▶ **Exercise**
Where a line of the listing below includes the word "batata", reproduce that line.

▶ **Records provided**
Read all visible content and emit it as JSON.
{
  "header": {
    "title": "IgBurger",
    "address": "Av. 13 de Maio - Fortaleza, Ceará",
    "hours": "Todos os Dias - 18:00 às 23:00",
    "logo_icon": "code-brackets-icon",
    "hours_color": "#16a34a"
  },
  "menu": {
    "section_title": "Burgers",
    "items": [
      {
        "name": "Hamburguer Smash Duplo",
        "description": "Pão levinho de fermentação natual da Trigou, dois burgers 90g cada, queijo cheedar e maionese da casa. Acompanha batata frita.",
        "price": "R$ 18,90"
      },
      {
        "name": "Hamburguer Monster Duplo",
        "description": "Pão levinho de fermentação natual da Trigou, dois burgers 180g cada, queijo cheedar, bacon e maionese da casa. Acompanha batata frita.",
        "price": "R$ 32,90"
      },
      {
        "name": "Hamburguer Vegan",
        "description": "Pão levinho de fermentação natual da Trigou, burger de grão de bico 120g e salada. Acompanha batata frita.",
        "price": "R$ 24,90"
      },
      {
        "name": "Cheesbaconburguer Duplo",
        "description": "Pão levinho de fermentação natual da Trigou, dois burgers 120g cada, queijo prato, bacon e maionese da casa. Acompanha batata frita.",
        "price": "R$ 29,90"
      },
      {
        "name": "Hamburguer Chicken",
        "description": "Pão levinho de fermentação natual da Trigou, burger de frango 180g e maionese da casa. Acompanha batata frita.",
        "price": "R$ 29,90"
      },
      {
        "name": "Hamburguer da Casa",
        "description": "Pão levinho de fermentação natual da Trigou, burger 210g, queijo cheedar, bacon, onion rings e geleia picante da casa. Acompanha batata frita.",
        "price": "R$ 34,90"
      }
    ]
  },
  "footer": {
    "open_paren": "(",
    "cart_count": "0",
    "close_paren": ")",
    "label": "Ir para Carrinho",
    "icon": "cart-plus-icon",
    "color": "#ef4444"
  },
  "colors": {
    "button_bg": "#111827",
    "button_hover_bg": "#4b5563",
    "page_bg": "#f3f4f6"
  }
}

▶ **Worked answer**
        "description": "Pão levinho de fermentação natual da Trigou, dois burgers 90g cada, queijo cheedar e maionese da casa. Acompanha batata frita.",
        "description": "Pão levinho de fermentação natual da Trigou, dois burgers 180g cada, queijo cheedar, bacon e maionese da casa. Acompanha batata frita.",
        "description": "Pão levinho de fermentação natual da Trigou, burger de grão de bico 120g e salada. Acompanha batata frita.",
        "description": "Pão levinho de fermentação natual da Trigou, dois burgers 120g cada, queijo prato, bacon e maionese da casa. Acompanha batata frita.",
        "description": "Pão levinho de fermentação natual da Trigou, burger de frango 180g e maionese da casa. Acompanha batata frita.",
        "description": "Pão levinho de fermentação natual da Trigou, burger 210g, queijo cheedar, bacon, onion rings e geleia picante da casa. Acompanha batata frita.",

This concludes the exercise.